---------- Data records ----------

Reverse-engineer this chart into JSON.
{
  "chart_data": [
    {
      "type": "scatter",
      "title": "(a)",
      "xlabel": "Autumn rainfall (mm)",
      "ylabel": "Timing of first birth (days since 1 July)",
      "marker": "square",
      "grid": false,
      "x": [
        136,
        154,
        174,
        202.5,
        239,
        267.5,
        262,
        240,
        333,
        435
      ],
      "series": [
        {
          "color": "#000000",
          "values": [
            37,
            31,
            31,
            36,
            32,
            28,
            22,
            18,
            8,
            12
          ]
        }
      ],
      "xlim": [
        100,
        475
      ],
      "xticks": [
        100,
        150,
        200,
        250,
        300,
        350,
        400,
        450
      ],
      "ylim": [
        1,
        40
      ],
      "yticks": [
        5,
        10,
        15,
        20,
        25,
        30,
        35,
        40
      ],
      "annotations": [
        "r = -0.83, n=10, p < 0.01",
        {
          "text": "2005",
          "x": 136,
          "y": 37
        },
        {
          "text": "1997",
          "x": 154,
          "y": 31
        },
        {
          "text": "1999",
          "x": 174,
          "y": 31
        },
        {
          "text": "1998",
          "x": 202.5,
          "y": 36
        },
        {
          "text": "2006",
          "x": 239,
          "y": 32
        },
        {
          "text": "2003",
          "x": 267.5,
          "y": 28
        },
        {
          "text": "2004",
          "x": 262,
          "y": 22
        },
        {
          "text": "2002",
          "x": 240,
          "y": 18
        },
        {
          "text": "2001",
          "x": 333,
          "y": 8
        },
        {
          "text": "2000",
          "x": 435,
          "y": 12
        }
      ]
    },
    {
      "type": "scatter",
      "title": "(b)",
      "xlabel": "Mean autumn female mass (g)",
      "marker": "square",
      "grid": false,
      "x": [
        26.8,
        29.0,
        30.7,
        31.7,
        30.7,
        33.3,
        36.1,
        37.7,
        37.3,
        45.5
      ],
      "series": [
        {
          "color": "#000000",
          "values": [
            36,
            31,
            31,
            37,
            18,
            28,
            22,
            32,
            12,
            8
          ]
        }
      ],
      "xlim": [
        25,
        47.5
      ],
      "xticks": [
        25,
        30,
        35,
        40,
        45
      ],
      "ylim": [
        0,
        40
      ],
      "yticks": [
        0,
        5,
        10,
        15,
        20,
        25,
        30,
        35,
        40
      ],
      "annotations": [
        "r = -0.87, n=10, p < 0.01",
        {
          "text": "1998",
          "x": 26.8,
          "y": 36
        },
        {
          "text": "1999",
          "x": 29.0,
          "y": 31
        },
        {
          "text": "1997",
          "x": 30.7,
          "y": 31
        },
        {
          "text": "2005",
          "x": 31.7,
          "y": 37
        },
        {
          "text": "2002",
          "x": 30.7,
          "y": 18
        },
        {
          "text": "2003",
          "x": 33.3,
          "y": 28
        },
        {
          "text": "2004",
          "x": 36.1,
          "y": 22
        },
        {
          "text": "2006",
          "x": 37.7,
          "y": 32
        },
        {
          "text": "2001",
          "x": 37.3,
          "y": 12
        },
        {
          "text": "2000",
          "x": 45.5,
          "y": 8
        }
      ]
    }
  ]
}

----------

What you have to do:
Please quote the records above exactly, without skipping a line.

Exercise response:
Reverse-engineer this chart into JSON.
{
  "chart_data": [
    {
      "type": "scatter",
      "title": "(a)",
      "xlabel": "Autumn rainfall (mm)",
      "ylabel": "Timing of first birth (days since 1 July)",
      "marker": "square",
      "grid": false,
      "x": [
        136,
        154,
        174,
        202.5,
        239,
        267.5,
        262,
        240,
        333,
        435
      ],
      "series": [
        {
          "color": "#000000",
          "values": [
            37,
            31,
            31,
            36,
            32,
            28,
            22,
            18,
            8,
            12
          ]
        }
      ],
      "xlim": [
        100,
        475
      ],
      "xticks": [
        100,
        150,
        200,
        250,
        300,
        350,
        400,
        450
      ],
      "ylim": [
        1,
        40
      ],
      "yticks": [
        5,
        10,
        15,
        20,
        25,
        30,
        35,
        40
      ],
      "annotations": [
        "r = -0.83, n=10, p < 0.01",
        {
          "text": "2005",
          "x": 136,
          "y": 37
        },
        {
          "text": "1997",
          "x": 154,
          "y": 31
        },
        {
          "text": "1999",
          "x": 174,
          "y": 31
        },
        {
          "text": "1998",
          "x": 202.5,
          "y": 36
        },
        {
          "text": "2006",
          "x": 239,
          "y": 32
        },
        {
          "text": "2003",
          "x": 267.5,
          "y": 28
        },
        {
          "text": "2004",
          "x": 262,
          "y": 22
        },
        {
          "text": "2002",
          "x": 240,
          "y": 18
        },
        {
          "text": "2001",
          "x": 333,
          "y": 8
        },
        {
          "text": "2000",
          "x": 435,
          "y": 12
        }
      ]
    },
    {
      "type": "scatter",
      "title": "(b)",
      "xlabel": "Mean autumn female mass (g)",
      "marker": "square",
      "grid": false,
      "x": [
        26.8,
        29.0,
        30.7,
        31.7,
        30.7,
        33.3,
        36.1,
        37.7,
        37.3,
        45.5
      ],
      "series": [
        {
          "color": "#000000",
          "values": [
            36,
            31,
            31,
            37,
            18,
            28,
            22,
            32,
            12,
            8
          ]
        }
      ],
      "xlim": [
        25,
        47.5
      ],
      "xticks": [
        25,
        30,
        35,
        40,
        45
      ],
      "ylim": [
        0,
        40
      ],
      "yticks": [
        0,
        5,
        10,
        15,
        20,
        25,
        30,
        35,
        40
      ],
      "annotations": [
        "r = -0.87, n=10, p < 0.01",
        {
          "text": "1998",
          "x": 26.8,
          "y": 36
        },
        {
          "text": "1999",
          "x": 29.0,
          "y": 31
        },
        {
          "text": "1997",
          "x": 30.7,
          "y": 31
        },
        {
          "text": "2005",
          "x": 31.7,
          "y": 37
        },
        {
          "text": "2002",
          "x": 30.7,
          "y": 18
        },
        {
          "text": "2003",
          "x": 33.3,
          "y": 28
        },
        {
          "text": "2004",
          "x": 36.1,
          "y": 22
        },
        {
          "text": "2006",
          "x": 37.7,
          "y": 32
        },
        {
          "text": "2001",
          "x": 37.3,
          "y": 12
        },
        {
          "text": "2000",
          "x": 45.5,
          "y": 8
        }
      ]
    }
  ]
}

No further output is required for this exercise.